─── DATA RECORDS ───

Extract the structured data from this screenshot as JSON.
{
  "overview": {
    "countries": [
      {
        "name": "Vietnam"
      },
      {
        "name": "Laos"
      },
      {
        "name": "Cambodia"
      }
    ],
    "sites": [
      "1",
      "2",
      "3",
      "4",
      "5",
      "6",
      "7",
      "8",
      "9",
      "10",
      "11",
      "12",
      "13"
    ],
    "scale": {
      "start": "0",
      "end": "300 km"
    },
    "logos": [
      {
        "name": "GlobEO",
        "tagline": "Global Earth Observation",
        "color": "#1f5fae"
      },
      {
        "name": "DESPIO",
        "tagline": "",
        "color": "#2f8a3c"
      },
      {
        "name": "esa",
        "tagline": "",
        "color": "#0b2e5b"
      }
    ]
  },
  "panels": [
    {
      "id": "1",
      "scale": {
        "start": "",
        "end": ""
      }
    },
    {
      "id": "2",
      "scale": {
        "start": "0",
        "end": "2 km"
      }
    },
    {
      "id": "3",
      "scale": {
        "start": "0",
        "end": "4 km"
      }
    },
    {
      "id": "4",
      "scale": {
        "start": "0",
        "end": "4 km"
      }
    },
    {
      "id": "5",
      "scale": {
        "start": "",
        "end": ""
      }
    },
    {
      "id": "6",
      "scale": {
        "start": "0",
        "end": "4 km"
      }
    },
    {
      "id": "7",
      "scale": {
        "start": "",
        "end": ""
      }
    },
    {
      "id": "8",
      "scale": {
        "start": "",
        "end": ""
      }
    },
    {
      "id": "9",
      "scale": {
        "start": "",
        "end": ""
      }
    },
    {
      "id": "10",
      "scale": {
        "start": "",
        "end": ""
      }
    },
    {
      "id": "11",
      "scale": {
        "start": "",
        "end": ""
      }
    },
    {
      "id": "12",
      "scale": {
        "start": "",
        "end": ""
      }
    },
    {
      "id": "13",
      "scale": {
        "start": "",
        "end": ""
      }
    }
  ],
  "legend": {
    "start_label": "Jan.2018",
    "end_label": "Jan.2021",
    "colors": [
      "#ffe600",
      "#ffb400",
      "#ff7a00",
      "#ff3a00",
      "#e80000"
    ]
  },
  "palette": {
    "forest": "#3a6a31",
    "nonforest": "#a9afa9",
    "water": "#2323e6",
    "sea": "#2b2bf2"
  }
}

───

> [EXERCISE TASK]: List all lines in the material containing the string "name".

> [FINISHED EXERCISE]:
        "name": "Vietnam"
        "name": "Laos"
        "name": "Cambodia"
        "name": "GlobEO",
        "name": "DESPIO",
        "name": "esa",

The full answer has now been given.